Objective:
Where the line holding "Extract all the data from this chart as JSON." appears, start copying, and continue exactly through the last line of the listing, skipping pictures.

[A run of records]
* begin *

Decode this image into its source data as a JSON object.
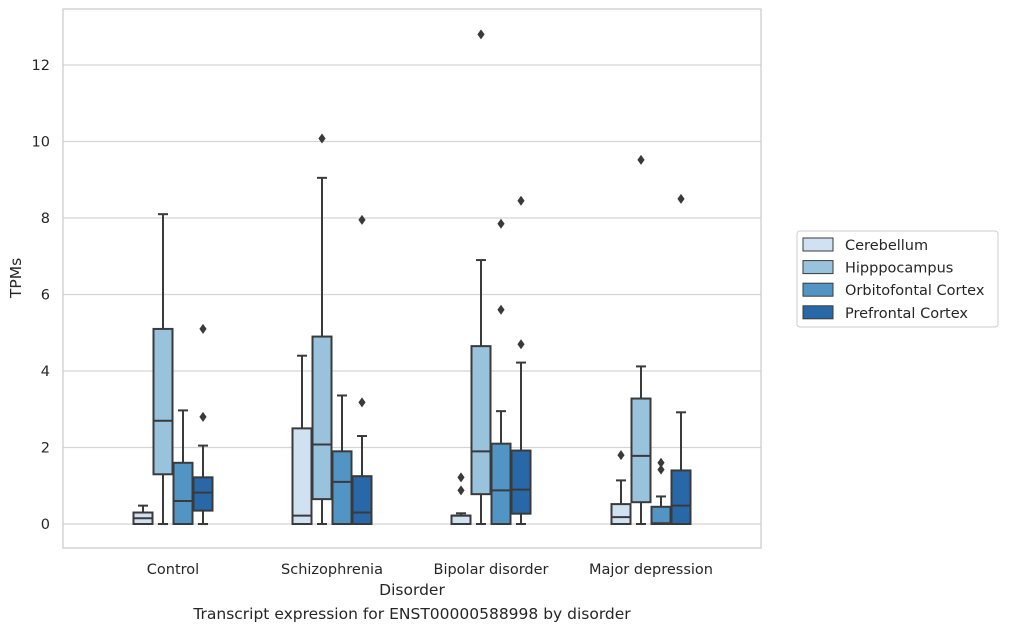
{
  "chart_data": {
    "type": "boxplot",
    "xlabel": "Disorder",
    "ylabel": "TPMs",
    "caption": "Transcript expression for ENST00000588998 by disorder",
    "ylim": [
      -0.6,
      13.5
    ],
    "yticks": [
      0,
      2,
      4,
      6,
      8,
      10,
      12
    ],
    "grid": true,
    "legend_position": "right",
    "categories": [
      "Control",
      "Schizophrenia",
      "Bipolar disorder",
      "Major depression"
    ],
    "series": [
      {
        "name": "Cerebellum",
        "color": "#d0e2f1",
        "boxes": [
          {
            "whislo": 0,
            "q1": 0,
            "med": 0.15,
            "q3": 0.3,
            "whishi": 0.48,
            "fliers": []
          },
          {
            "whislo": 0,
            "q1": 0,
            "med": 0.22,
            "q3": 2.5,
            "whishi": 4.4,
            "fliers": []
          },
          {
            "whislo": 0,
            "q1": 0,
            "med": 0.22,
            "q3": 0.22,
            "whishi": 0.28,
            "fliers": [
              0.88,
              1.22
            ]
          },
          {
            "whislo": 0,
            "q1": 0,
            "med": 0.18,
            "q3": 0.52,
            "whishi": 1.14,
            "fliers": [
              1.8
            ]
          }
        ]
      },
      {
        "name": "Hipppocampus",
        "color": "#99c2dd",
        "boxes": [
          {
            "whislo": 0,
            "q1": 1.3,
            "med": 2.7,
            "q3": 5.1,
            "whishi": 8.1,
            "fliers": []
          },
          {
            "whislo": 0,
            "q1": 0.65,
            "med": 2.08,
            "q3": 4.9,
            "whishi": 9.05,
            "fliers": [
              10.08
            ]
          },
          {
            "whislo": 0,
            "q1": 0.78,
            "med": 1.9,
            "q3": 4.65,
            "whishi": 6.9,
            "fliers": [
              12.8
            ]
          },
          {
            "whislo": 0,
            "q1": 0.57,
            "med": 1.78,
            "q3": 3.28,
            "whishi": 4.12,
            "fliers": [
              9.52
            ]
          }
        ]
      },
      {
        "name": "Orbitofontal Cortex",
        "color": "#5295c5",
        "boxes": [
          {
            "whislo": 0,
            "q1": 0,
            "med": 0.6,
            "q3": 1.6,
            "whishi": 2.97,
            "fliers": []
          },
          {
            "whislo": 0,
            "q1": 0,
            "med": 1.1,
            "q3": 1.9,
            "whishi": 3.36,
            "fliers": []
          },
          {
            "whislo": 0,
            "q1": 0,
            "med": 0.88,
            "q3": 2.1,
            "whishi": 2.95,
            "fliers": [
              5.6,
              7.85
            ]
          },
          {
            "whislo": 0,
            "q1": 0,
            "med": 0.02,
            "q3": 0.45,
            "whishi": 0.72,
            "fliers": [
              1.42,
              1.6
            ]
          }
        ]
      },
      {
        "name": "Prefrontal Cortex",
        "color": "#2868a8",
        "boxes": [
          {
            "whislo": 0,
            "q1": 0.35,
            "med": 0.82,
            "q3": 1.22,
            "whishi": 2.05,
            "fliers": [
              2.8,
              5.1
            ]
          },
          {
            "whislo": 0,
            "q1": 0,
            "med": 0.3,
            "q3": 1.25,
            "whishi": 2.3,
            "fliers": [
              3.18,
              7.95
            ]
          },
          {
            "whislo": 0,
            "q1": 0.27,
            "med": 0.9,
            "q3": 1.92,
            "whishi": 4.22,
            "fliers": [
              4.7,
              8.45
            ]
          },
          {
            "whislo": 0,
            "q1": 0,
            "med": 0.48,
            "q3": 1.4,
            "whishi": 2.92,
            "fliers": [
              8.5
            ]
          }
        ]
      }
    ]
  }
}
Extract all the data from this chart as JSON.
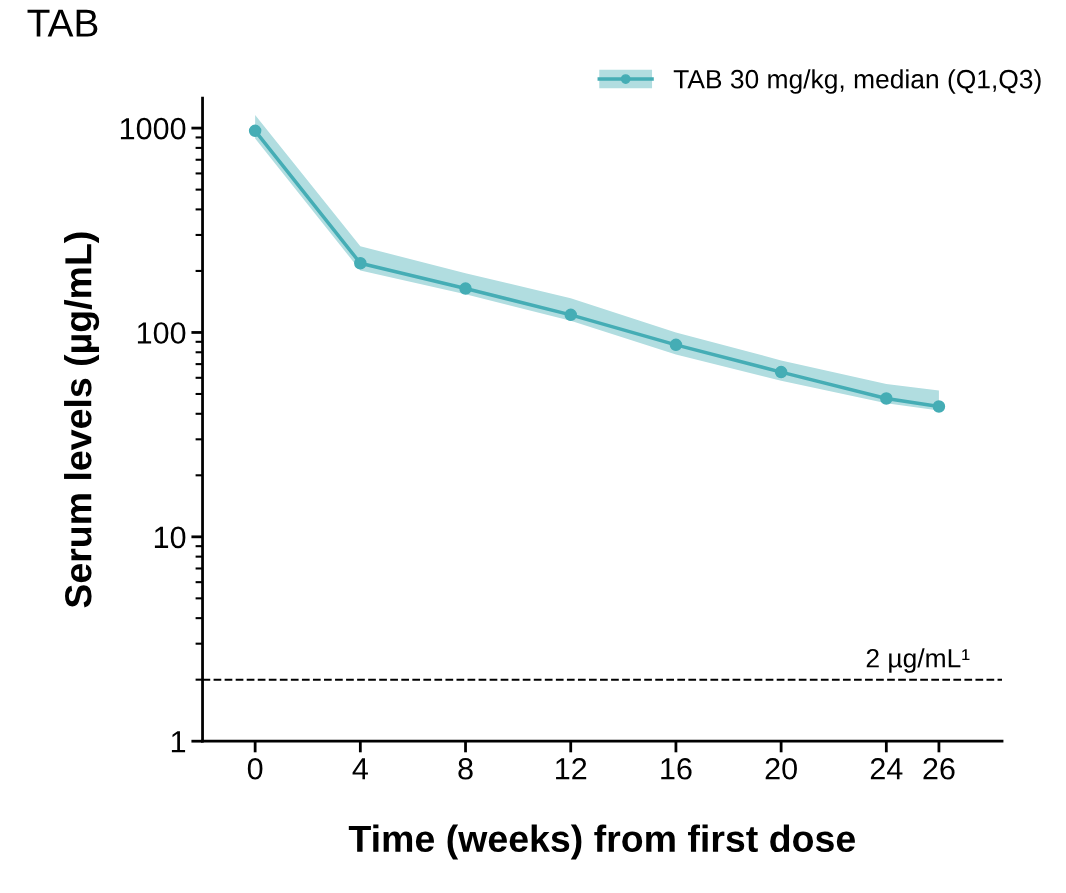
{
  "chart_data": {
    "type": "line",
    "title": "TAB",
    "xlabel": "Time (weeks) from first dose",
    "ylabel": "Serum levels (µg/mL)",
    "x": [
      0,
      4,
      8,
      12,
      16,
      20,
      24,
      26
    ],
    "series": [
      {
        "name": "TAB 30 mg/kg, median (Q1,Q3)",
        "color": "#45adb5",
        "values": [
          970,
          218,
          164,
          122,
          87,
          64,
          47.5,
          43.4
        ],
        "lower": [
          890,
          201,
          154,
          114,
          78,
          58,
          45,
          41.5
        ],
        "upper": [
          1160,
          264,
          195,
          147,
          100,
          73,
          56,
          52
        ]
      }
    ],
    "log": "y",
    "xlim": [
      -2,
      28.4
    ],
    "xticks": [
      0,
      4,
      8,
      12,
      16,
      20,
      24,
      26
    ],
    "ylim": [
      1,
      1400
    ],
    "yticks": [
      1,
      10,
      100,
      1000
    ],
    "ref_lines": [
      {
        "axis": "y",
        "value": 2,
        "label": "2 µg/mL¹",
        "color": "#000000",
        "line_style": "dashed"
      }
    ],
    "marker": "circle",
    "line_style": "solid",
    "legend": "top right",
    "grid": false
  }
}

* end *

Correct output:
Extract all the data from this chart as JSON.
{
  "chart_data": {
    "type": "line",
    "title": "TAB",
    "xlabel": "Time (weeks) from first dose",
    "ylabel": "Serum levels (µg/mL)",
    "x": [
      0,
      4,
      8,
      12,
      16,
      20,
      24,
      26
    ],
    "series": [
      {
        "name": "TAB 30 mg/kg, median (Q1,Q3)",
        "color": "#45adb5",
        "values": [
          970,
          218,
          164,
          122,
          87,
          64,
          47.5,
          43.4
        ],
        "lower": [
          890,
          201,
          154,
          114,
          78,
          58,
          45,
          41.5
        ],
        "upper": [
          1160,
          264,
          195,
          147,
          100,
          73,
          56,
          52
        ]
      }
    ],
    "log": "y",
    "xlim": [
      -2,
      28.4
    ],
    "xticks": [
      0,
      4,
      8,
      12,
      16,
      20,
      24,
      26
    ],
    "ylim": [
      1,
      1400
    ],
    "yticks": [
      1,
      10,
      100,
      1000
    ],
    "ref_lines": [
      {
        "axis": "y",
        "value": 2,
        "label": "2 µg/mL¹",
        "color": "#000000",
        "line_style": "dashed"
      }
    ],
    "marker": "circle",
    "line_style": "solid",
    "legend": "top right",
    "grid": false
  }
}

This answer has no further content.